**Given task:**
Only a number is wanted. Count the lines holding the string "this".

Material provided start

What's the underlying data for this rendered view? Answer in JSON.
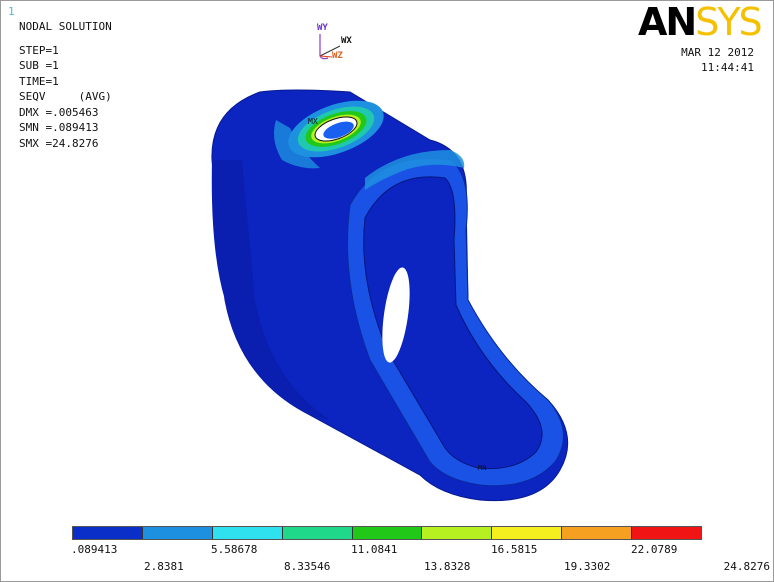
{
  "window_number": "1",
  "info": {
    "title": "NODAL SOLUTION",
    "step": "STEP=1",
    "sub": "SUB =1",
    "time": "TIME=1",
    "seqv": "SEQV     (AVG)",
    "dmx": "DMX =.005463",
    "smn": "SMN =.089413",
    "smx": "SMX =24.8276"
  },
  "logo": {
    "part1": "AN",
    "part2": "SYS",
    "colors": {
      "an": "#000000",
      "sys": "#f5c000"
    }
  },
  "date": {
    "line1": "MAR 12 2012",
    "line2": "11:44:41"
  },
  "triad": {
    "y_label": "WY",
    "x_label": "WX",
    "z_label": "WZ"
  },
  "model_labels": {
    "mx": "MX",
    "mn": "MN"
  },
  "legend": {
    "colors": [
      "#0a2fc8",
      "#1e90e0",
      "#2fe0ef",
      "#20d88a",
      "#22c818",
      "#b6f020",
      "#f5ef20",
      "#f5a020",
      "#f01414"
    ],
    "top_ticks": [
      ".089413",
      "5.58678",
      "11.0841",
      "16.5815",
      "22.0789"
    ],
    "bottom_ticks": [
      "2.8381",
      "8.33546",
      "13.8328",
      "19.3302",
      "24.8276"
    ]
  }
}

Material provided end
Material provided start

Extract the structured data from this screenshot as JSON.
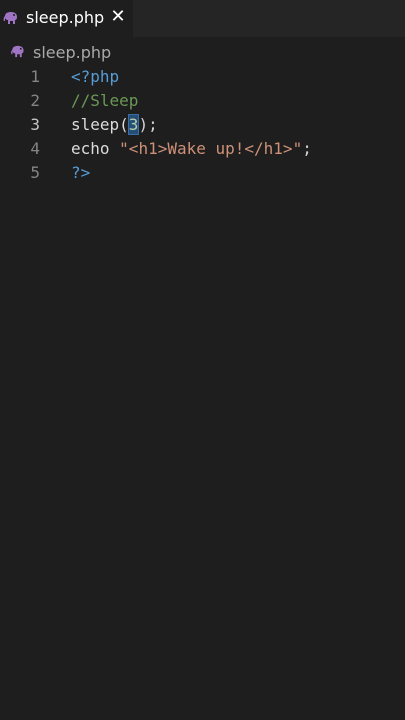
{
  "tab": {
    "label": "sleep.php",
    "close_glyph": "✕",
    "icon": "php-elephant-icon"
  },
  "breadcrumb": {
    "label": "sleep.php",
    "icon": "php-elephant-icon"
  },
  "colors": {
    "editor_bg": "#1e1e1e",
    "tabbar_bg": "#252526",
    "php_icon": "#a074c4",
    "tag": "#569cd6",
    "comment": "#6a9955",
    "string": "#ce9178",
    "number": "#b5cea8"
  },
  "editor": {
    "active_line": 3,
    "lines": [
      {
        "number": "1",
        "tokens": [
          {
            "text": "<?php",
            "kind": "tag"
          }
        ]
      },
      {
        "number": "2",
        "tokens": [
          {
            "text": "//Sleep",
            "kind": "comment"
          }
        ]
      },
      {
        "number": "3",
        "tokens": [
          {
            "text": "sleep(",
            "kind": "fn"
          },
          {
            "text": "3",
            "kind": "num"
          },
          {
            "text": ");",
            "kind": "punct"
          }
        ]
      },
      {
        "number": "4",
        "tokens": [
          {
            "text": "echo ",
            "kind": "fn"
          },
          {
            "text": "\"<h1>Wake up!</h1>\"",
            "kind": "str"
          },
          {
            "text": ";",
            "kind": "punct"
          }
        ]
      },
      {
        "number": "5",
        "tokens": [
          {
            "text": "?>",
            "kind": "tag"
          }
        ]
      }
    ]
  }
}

Material provided end

**Correct output:**
2